--- Begin ---

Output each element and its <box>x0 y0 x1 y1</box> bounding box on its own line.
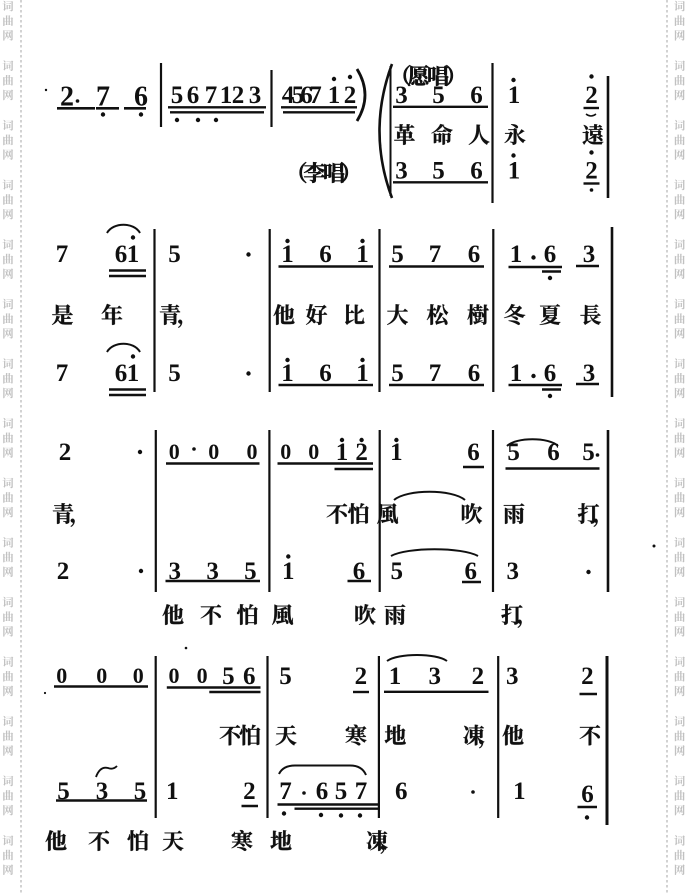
svg-text:5: 5 <box>168 360 181 387</box>
svg-text:2: 2 <box>355 663 368 690</box>
svg-text:6: 6 <box>470 82 483 109</box>
svg-text:1: 1 <box>508 82 521 109</box>
svg-text:5: 5 <box>432 82 445 109</box>
svg-text:1: 1 <box>166 778 179 805</box>
svg-text:3: 3 <box>583 241 596 268</box>
svg-text:0: 0 <box>56 663 67 688</box>
svg-text:6: 6 <box>547 439 560 466</box>
svg-text:1: 1 <box>328 82 341 109</box>
svg-text:5: 5 <box>171 82 184 109</box>
svg-text:1: 1 <box>281 241 294 268</box>
svg-text:6: 6 <box>187 82 200 109</box>
svg-text:1: 1 <box>508 158 521 185</box>
svg-text:1: 1 <box>356 241 369 268</box>
svg-text:6: 6 <box>581 781 594 808</box>
svg-text:6: 6 <box>544 241 557 268</box>
svg-text:3: 3 <box>506 663 519 690</box>
svg-text:7: 7 <box>429 241 442 268</box>
svg-text:6: 6 <box>468 360 481 387</box>
svg-text:5: 5 <box>507 439 520 466</box>
svg-text:1: 1 <box>390 439 403 466</box>
svg-text:6: 6 <box>395 778 408 805</box>
svg-text:7: 7 <box>205 82 218 109</box>
svg-text:5: 5 <box>391 558 404 585</box>
svg-text:2: 2 <box>585 82 598 109</box>
svg-text:1: 1 <box>336 439 349 466</box>
svg-text:1: 1 <box>389 663 402 690</box>
svg-text:2: 2 <box>59 439 72 466</box>
svg-text:5: 5 <box>279 663 292 690</box>
svg-text:2: 2 <box>581 663 594 690</box>
svg-text:1: 1 <box>282 558 295 585</box>
svg-text:5: 5 <box>168 241 181 268</box>
svg-text:3: 3 <box>395 82 408 109</box>
svg-text:2: 2 <box>243 778 256 805</box>
svg-text:0: 0 <box>208 439 219 464</box>
svg-text:1: 1 <box>281 360 294 387</box>
svg-text:3: 3 <box>249 82 262 109</box>
svg-text:6: 6 <box>115 241 128 268</box>
svg-text:7: 7 <box>56 360 69 387</box>
svg-text:5: 5 <box>432 158 445 185</box>
svg-text:6: 6 <box>115 360 128 387</box>
svg-text:1: 1 <box>513 778 526 805</box>
svg-text:0: 0 <box>308 439 319 464</box>
svg-text:5: 5 <box>582 439 595 466</box>
svg-text:1: 1 <box>510 360 523 387</box>
svg-text:0: 0 <box>247 439 258 464</box>
svg-text:7: 7 <box>56 241 69 268</box>
svg-text:2: 2 <box>344 82 357 109</box>
svg-text:5: 5 <box>391 241 404 268</box>
svg-text:2: 2 <box>57 558 70 585</box>
svg-text:1: 1 <box>127 360 140 387</box>
svg-text:2: 2 <box>472 663 485 690</box>
svg-text:1: 1 <box>356 360 369 387</box>
svg-text:0: 0 <box>169 663 180 688</box>
svg-text:5: 5 <box>391 360 404 387</box>
svg-text:2: 2 <box>232 82 245 109</box>
svg-text:6: 6 <box>316 778 329 805</box>
svg-text:7: 7 <box>355 778 368 805</box>
svg-text:6: 6 <box>467 439 480 466</box>
svg-text:0: 0 <box>169 439 180 464</box>
svg-text:2: 2 <box>355 439 368 466</box>
svg-text:5: 5 <box>335 778 348 805</box>
svg-text:7: 7 <box>279 778 292 805</box>
svg-text:6: 6 <box>243 663 256 690</box>
svg-text:3: 3 <box>428 663 441 690</box>
svg-text:7: 7 <box>429 360 442 387</box>
svg-text:5: 5 <box>222 663 235 690</box>
svg-text:0: 0 <box>133 663 144 688</box>
svg-text:6: 6 <box>470 158 483 185</box>
svg-text:6: 6 <box>319 360 332 387</box>
svg-text:1: 1 <box>220 82 233 109</box>
svg-text:2: 2 <box>585 158 598 185</box>
svg-text:7: 7 <box>309 82 322 109</box>
svg-text:6: 6 <box>544 360 557 387</box>
svg-text:0: 0 <box>96 663 107 688</box>
svg-text:6: 6 <box>319 241 332 268</box>
svg-text:0: 0 <box>280 439 291 464</box>
svg-text:6: 6 <box>468 241 481 268</box>
svg-text:1: 1 <box>510 241 523 268</box>
svg-text:1: 1 <box>127 241 140 268</box>
svg-text:3: 3 <box>395 158 408 185</box>
svg-text:0: 0 <box>197 663 208 688</box>
svg-text:3: 3 <box>507 558 520 585</box>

--- End ---

▸ **What to work on**: Can you copy every line above word for word, leaving out the picture?

▸ **Task result**:
Output each element and its <box>x0 y0 x1 y1</box> bounding box on its own line.
svg-text:5: 5 <box>168 360 181 387</box>
svg-text:2: 2 <box>355 663 368 690</box>
svg-text:6: 6 <box>470 82 483 109</box>
svg-text:1: 1 <box>508 82 521 109</box>
svg-text:5: 5 <box>432 82 445 109</box>
svg-text:1: 1 <box>166 778 179 805</box>
svg-text:3: 3 <box>583 241 596 268</box>
svg-text:0: 0 <box>56 663 67 688</box>
svg-text:6: 6 <box>547 439 560 466</box>
svg-text:1: 1 <box>328 82 341 109</box>
svg-text:5: 5 <box>171 82 184 109</box>
svg-text:1: 1 <box>281 241 294 268</box>
svg-text:6: 6 <box>187 82 200 109</box>
svg-text:1: 1 <box>508 158 521 185</box>
svg-text:1: 1 <box>356 241 369 268</box>
svg-text:6: 6 <box>581 781 594 808</box>
svg-text:6: 6 <box>544 241 557 268</box>
svg-text:3: 3 <box>506 663 519 690</box>
svg-text:7: 7 <box>429 241 442 268</box>
svg-text:6: 6 <box>468 360 481 387</box>
svg-text:5: 5 <box>507 439 520 466</box>
svg-text:1: 1 <box>390 439 403 466</box>
svg-text:6: 6 <box>395 778 408 805</box>
svg-text:7: 7 <box>205 82 218 109</box>
svg-text:5: 5 <box>391 558 404 585</box>
svg-text:2: 2 <box>585 82 598 109</box>
svg-text:1: 1 <box>336 439 349 466</box>
svg-text:1: 1 <box>389 663 402 690</box>
svg-text:2: 2 <box>59 439 72 466</box>
svg-text:5: 5 <box>279 663 292 690</box>
svg-text:2: 2 <box>581 663 594 690</box>
svg-text:1: 1 <box>282 558 295 585</box>
svg-text:5: 5 <box>168 241 181 268</box>
svg-text:3: 3 <box>395 82 408 109</box>
svg-text:2: 2 <box>243 778 256 805</box>
svg-text:0: 0 <box>208 439 219 464</box>
svg-text:1: 1 <box>281 360 294 387</box>
svg-text:3: 3 <box>249 82 262 109</box>
svg-text:6: 6 <box>115 241 128 268</box>
svg-text:7: 7 <box>56 360 69 387</box>
svg-text:5: 5 <box>432 158 445 185</box>
svg-text:6: 6 <box>115 360 128 387</box>
svg-text:1: 1 <box>513 778 526 805</box>
svg-text:0: 0 <box>308 439 319 464</box>
svg-text:5: 5 <box>582 439 595 466</box>
svg-text:1: 1 <box>510 360 523 387</box>
svg-text:0: 0 <box>247 439 258 464</box>
svg-text:7: 7 <box>56 241 69 268</box>
svg-text:2: 2 <box>344 82 357 109</box>
svg-text:5: 5 <box>391 241 404 268</box>
svg-text:2: 2 <box>57 558 70 585</box>
svg-text:1: 1 <box>127 360 140 387</box>
svg-text:2: 2 <box>472 663 485 690</box>
svg-text:1: 1 <box>356 360 369 387</box>
svg-text:0: 0 <box>169 663 180 688</box>
svg-text:5: 5 <box>391 360 404 387</box>
svg-text:2: 2 <box>232 82 245 109</box>
svg-text:6: 6 <box>316 778 329 805</box>
svg-text:7: 7 <box>355 778 368 805</box>
svg-text:6: 6 <box>467 439 480 466</box>
svg-text:0: 0 <box>169 439 180 464</box>
svg-text:2: 2 <box>355 439 368 466</box>
svg-text:5: 5 <box>335 778 348 805</box>
svg-text:7: 7 <box>279 778 292 805</box>
svg-text:6: 6 <box>243 663 256 690</box>
svg-text:3: 3 <box>428 663 441 690</box>
svg-text:7: 7 <box>429 360 442 387</box>
svg-text:5: 5 <box>222 663 235 690</box>
svg-text:0: 0 <box>133 663 144 688</box>
svg-text:6: 6 <box>470 158 483 185</box>
svg-text:6: 6 <box>319 360 332 387</box>
svg-text:1: 1 <box>220 82 233 109</box>
svg-text:2: 2 <box>585 158 598 185</box>
svg-text:7: 7 <box>309 82 322 109</box>
svg-text:6: 6 <box>544 360 557 387</box>
svg-text:0: 0 <box>96 663 107 688</box>
svg-text:6: 6 <box>319 241 332 268</box>
svg-text:0: 0 <box>280 439 291 464</box>
svg-text:6: 6 <box>468 241 481 268</box>
svg-text:1: 1 <box>510 241 523 268</box>
svg-text:1: 1 <box>127 241 140 268</box>
svg-text:3: 3 <box>395 158 408 185</box>
svg-text:0: 0 <box>197 663 208 688</box>
svg-text:3: 3 <box>507 558 520 585</box>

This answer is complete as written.